(GIVEN INSTRUCTION): Each entry below is to be given again word for word, with no pictures.

(Data entries)

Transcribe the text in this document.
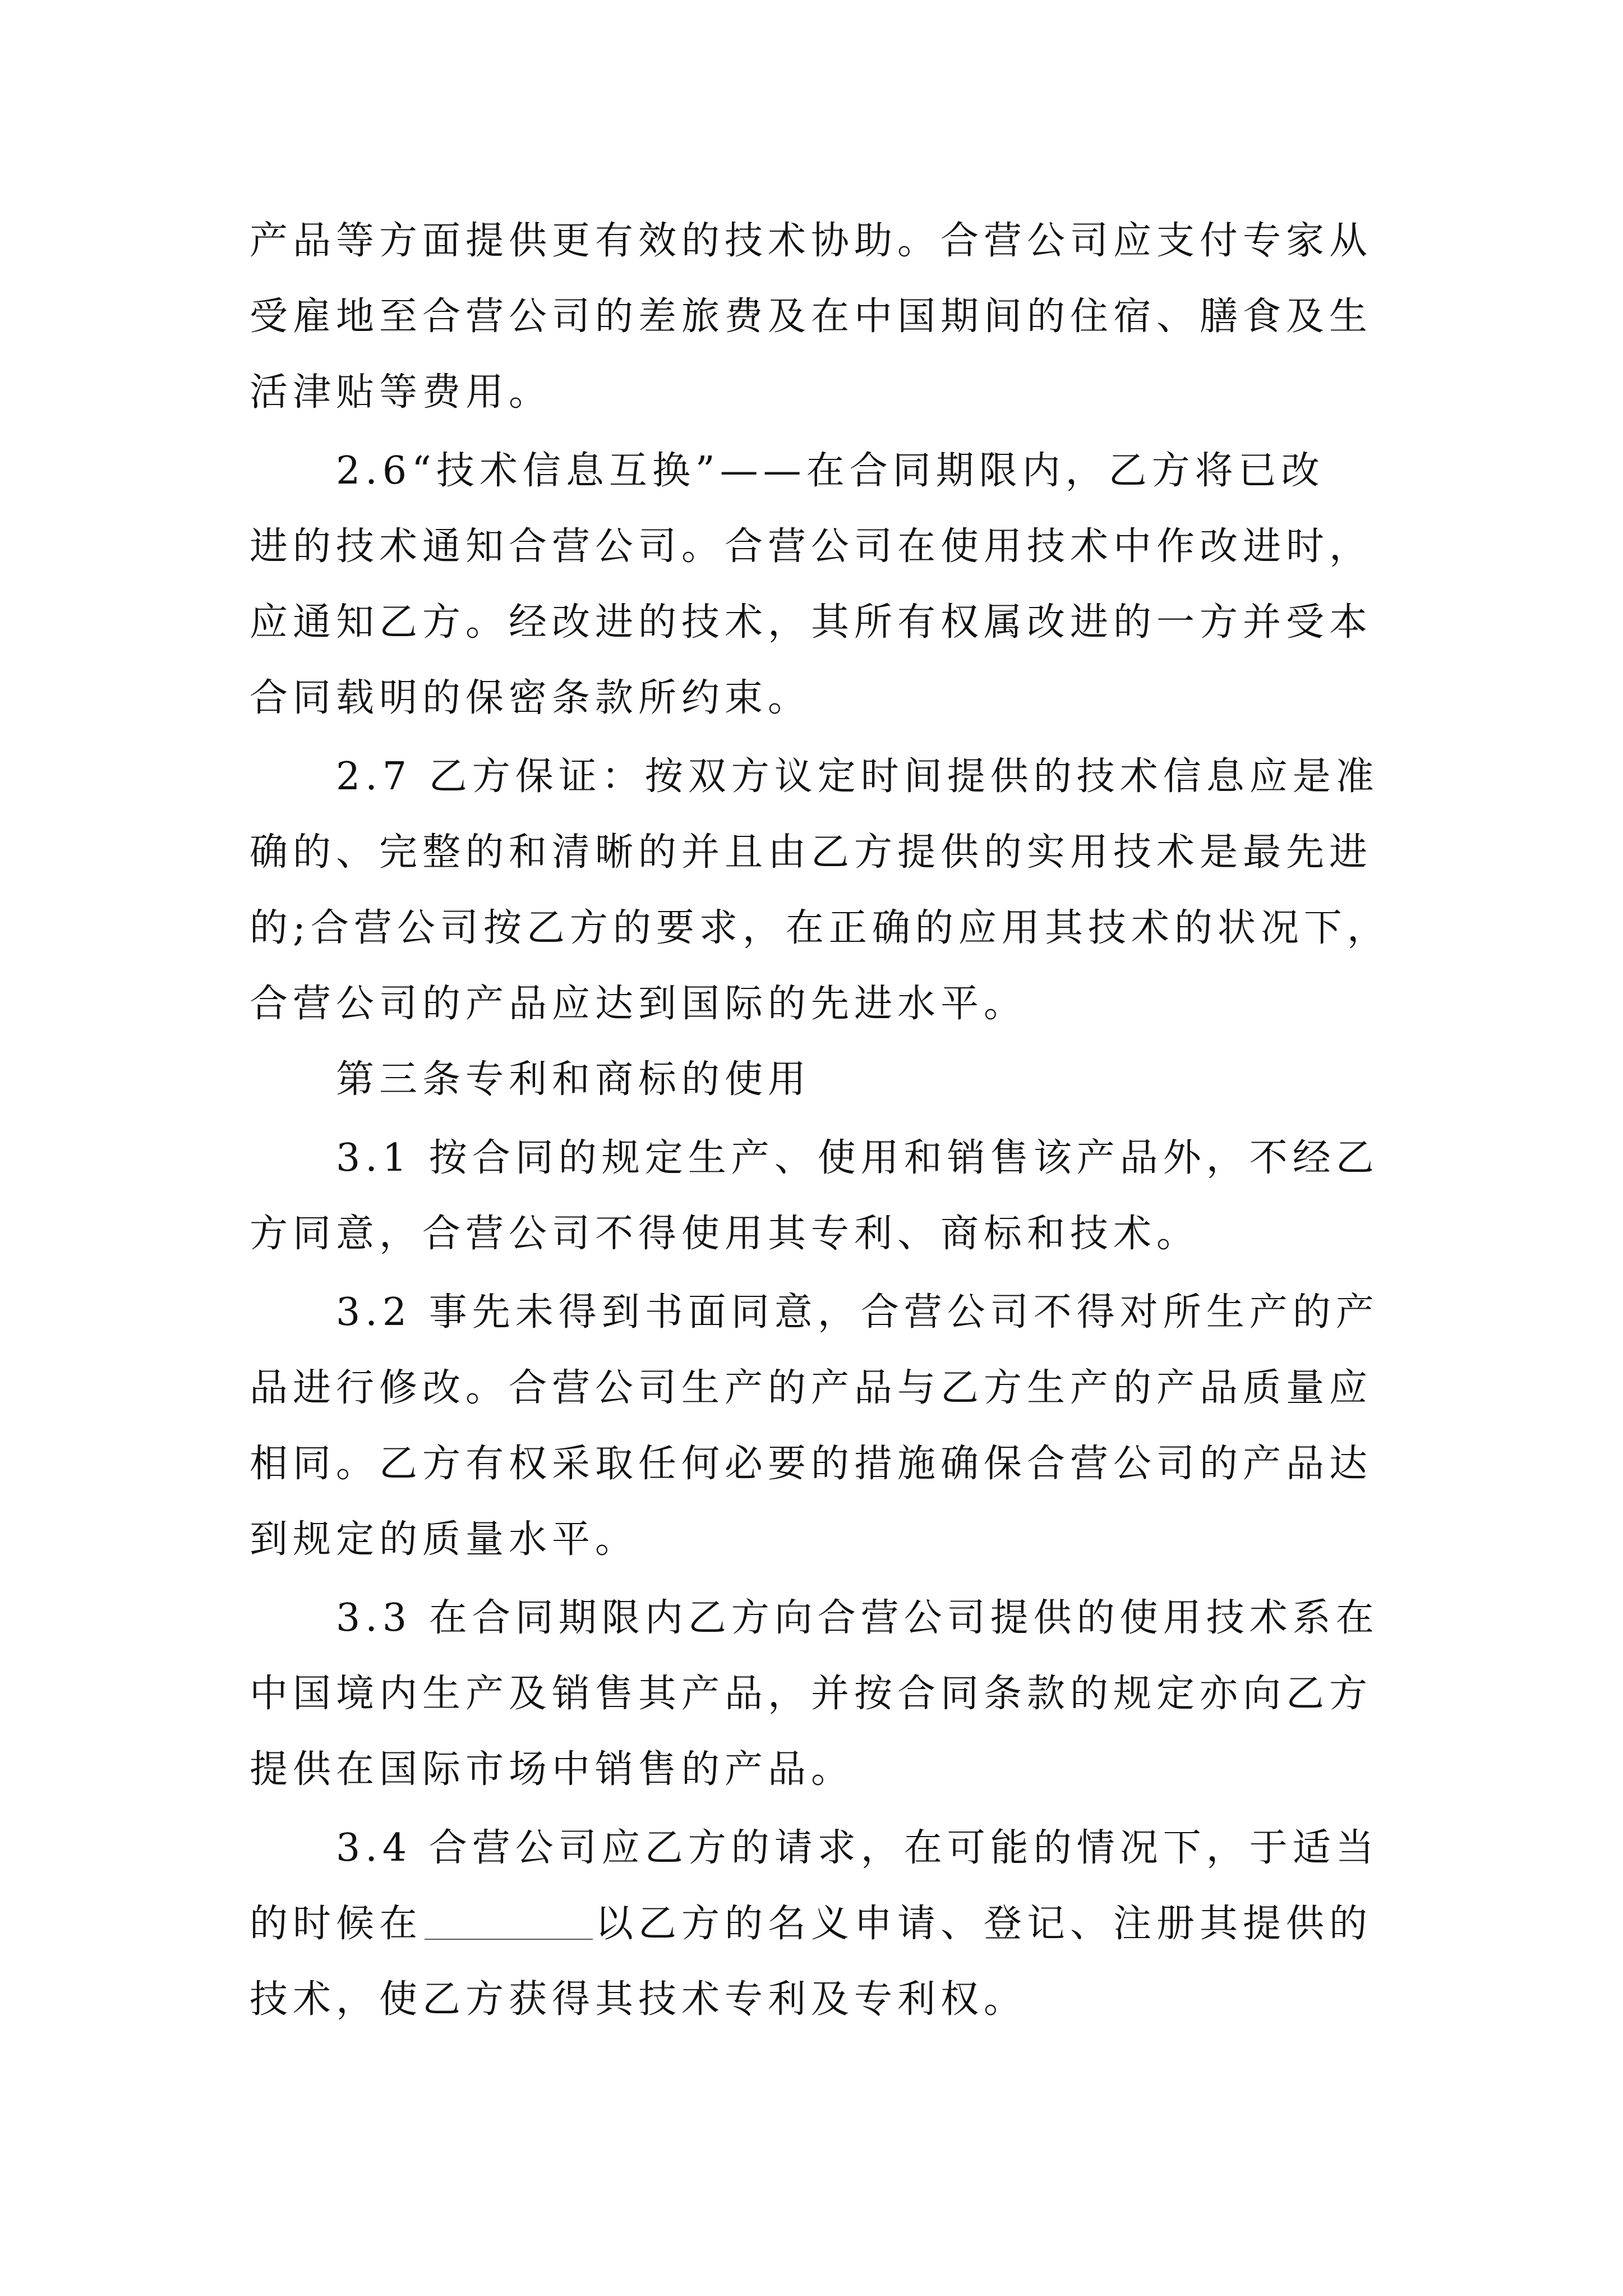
产品等方面提供更有效的技术协助。合营公司应支付专家从
受雇地至合营公司的差旅费及在中国期间的住宿、膳食及生
活津贴等费用。
　　2.6“技术信息互换”——在合同期限内，乙方将已改
进的技术通知合营公司。合营公司在使用技术中作改进时，
应通知乙方。经改进的技术，其所有权属改进的一方并受本
合同载明的保密条款所约束。
　　2.7 乙方保证：按双方议定时间提供的技术信息应是准
确的、完整的和清晰的并且由乙方提供的实用技术是最先进
的;合营公司按乙方的要求，在正确的应用其技术的状况下，
合营公司的产品应达到国际的先进水平。
　　第三条专利和商标的使用
　　3.1 按合同的规定生产、使用和销售该产品外，不经乙
方同意，合营公司不得使用其专利、商标和技术。
　　3.2 事先未得到书面同意，合营公司不得对所生产的产
品进行修改。合营公司生产的产品与乙方生产的产品质量应
相同。乙方有权采取任何必要的措施确保合营公司的产品达
到规定的质量水平。
　　3.3 在合同期限内乙方向合营公司提供的使用技术系在
中国境内生产及销售其产品，并按合同条款的规定亦向乙方
提供在国际市场中销售的产品。
　　3.4 合营公司应乙方的请求，在可能的情况下，于适当
的时候在	以乙方的名义申请、登记、注册其提供的
技术，使乙方获得其技术专利及专利权。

(EXERCISE SOLUTION):
Transcribe the text in this document.
产品等方面提供更有效的技术协助。合营公司应支付专家从
受雇地至合营公司的差旅费及在中国期间的住宿、膳食及生
活津贴等费用。
　　2.6“技术信息互换”——在合同期限内，乙方将已改
进的技术通知合营公司。合营公司在使用技术中作改进时，
应通知乙方。经改进的技术，其所有权属改进的一方并受本
合同载明的保密条款所约束。
　　2.7 乙方保证：按双方议定时间提供的技术信息应是准
确的、完整的和清晰的并且由乙方提供的实用技术是最先进
的;合营公司按乙方的要求，在正确的应用其技术的状况下，
合营公司的产品应达到国际的先进水平。
　　第三条专利和商标的使用
　　3.1 按合同的规定生产、使用和销售该产品外，不经乙
方同意，合营公司不得使用其专利、商标和技术。
　　3.2 事先未得到书面同意，合营公司不得对所生产的产
品进行修改。合营公司生产的产品与乙方生产的产品质量应
相同。乙方有权采取任何必要的措施确保合营公司的产品达
到规定的质量水平。
　　3.3 在合同期限内乙方向合营公司提供的使用技术系在
中国境内生产及销售其产品，并按合同条款的规定亦向乙方
提供在国际市场中销售的产品。
　　3.4 合营公司应乙方的请求，在可能的情况下，于适当
的时候在	以乙方的名义申请、登记、注册其提供的
技术，使乙方获得其技术专利及专利权。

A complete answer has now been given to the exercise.